Figure contents as structured data
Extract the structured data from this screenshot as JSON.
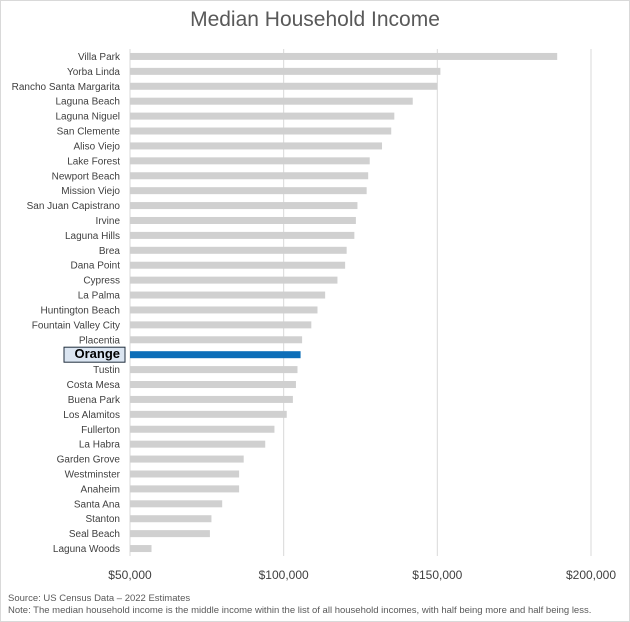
{
  "chart_data": {
    "type": "bar",
    "orientation": "horizontal",
    "title": "Median Household Income",
    "categories": [
      "Villa Park",
      "Yorba Linda",
      "Rancho Santa Margarita",
      "Laguna Beach",
      "Laguna Niguel",
      "San Clemente",
      "Aliso Viejo",
      "Lake Forest",
      "Newport Beach",
      "Mission Viejo",
      "San Juan Capistrano",
      "Irvine",
      "Laguna Hills",
      "Brea",
      "Dana Point",
      "Cypress",
      "La Palma",
      "Huntington Beach",
      "Fountain Valley City",
      "Placentia",
      "Orange",
      "Tustin",
      "Costa Mesa",
      "Buena Park",
      "Los Alamitos",
      "Fullerton",
      "La Habra",
      "Garden Grove",
      "Westminster",
      "Anaheim",
      "Santa Ana",
      "Stanton",
      "Seal Beach",
      "Laguna Woods"
    ],
    "values": [
      189000,
      151000,
      150000,
      142000,
      136000,
      135000,
      132000,
      128000,
      127500,
      127000,
      124000,
      123500,
      123000,
      120500,
      120000,
      117500,
      113500,
      111000,
      109000,
      106000,
      105500,
      104500,
      104000,
      103000,
      101000,
      97000,
      94000,
      87000,
      85500,
      85500,
      80000,
      76500,
      76000,
      57000
    ],
    "highlight": "Orange",
    "xlim": [
      50000,
      200000
    ],
    "xticks": [
      "$50,000",
      "$100,000",
      "$150,000",
      "$200,000"
    ],
    "xtick_values": [
      50000,
      100000,
      150000,
      200000
    ],
    "grid": true,
    "xlabel": "",
    "ylabel": ""
  },
  "colors": {
    "bar": "#d0d0d0",
    "highlight": "#0d6eb8",
    "grid": "#d9d9d9",
    "text": "#404040",
    "highlight_box_fill": "#dbe5f1",
    "highlight_box_border": "#1f2d3d"
  },
  "footnotes": {
    "source": "Source: US Census Data – 2022 Estimates",
    "note": "Note: The median household income is the middle income within the list of all household incomes, with half being more and half being less."
  }
}
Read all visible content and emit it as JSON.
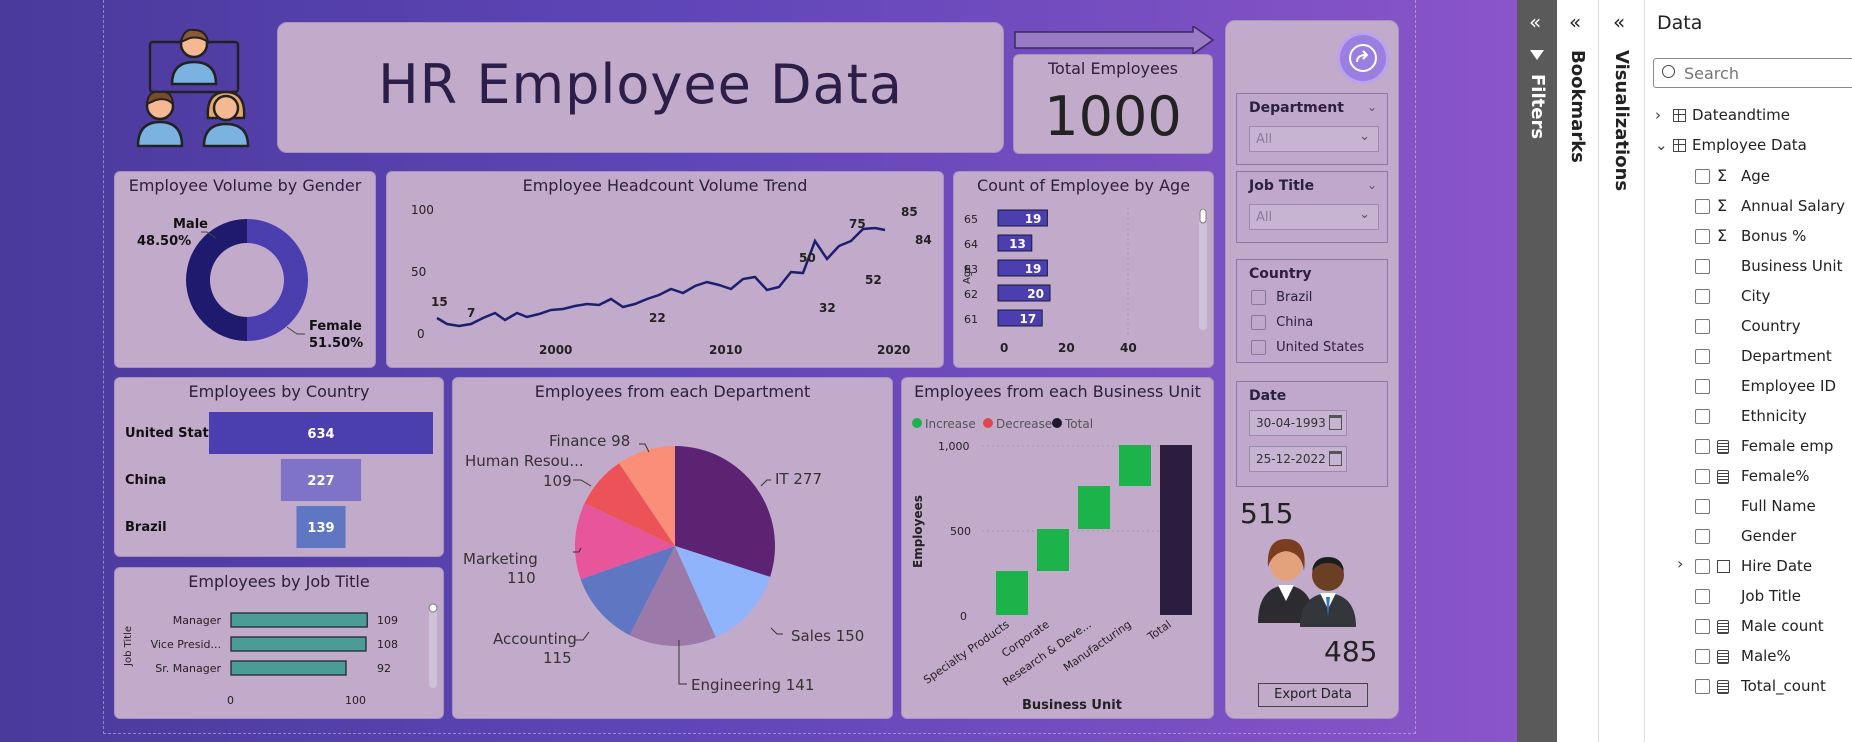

» WHAT NEEDS TO BE DONE: All of the data needs repeating exactly, but the pictures do not.

» ANSWER TO THIS PROBLEM:
Extract the structured data from this screenshot as JSON.
{
  "chart_data": {
    "type": "bar",
    "orientation": "horizontal",
    "title": "Median Household Income",
    "categories": [
      "Villa Park",
      "Yorba Linda",
      "Rancho Santa Margarita",
      "Laguna Beach",
      "Laguna Niguel",
      "San Clemente",
      "Aliso Viejo",
      "Lake Forest",
      "Newport Beach",
      "Mission Viejo",
      "San Juan Capistrano",
      "Irvine",
      "Laguna Hills",
      "Brea",
      "Dana Point",
      "Cypress",
      "La Palma",
      "Huntington Beach",
      "Fountain Valley City",
      "Placentia",
      "Orange",
      "Tustin",
      "Costa Mesa",
      "Buena Park",
      "Los Alamitos",
      "Fullerton",
      "La Habra",
      "Garden Grove",
      "Westminster",
      "Anaheim",
      "Santa Ana",
      "Stanton",
      "Seal Beach",
      "Laguna Woods"
    ],
    "values": [
      189000,
      151000,
      150000,
      142000,
      136000,
      135000,
      132000,
      128000,
      127500,
      127000,
      124000,
      123500,
      123000,
      120500,
      120000,
      117500,
      113500,
      111000,
      109000,
      106000,
      105500,
      104500,
      104000,
      103000,
      101000,
      97000,
      94000,
      87000,
      85500,
      85500,
      80000,
      76500,
      76000,
      57000
    ],
    "highlight": "Orange",
    "xlim": [
      50000,
      200000
    ],
    "xticks": [
      "$50,000",
      "$100,000",
      "$150,000",
      "$200,000"
    ],
    "xtick_values": [
      50000,
      100000,
      150000,
      200000
    ],
    "grid": true,
    "xlabel": "",
    "ylabel": ""
  },
  "colors": {
    "bar": "#d0d0d0",
    "highlight": "#0d6eb8",
    "grid": "#d9d9d9",
    "text": "#404040",
    "highlight_box_fill": "#dbe5f1",
    "highlight_box_border": "#1f2d3d"
  },
  "footnotes": {
    "source": "Source: US Census Data – 2022 Estimates",
    "note": "Note: The median household income is the middle income within the list of all household incomes, with half being more and half being less."
  }
}
Read all visible content and emit it as JSON.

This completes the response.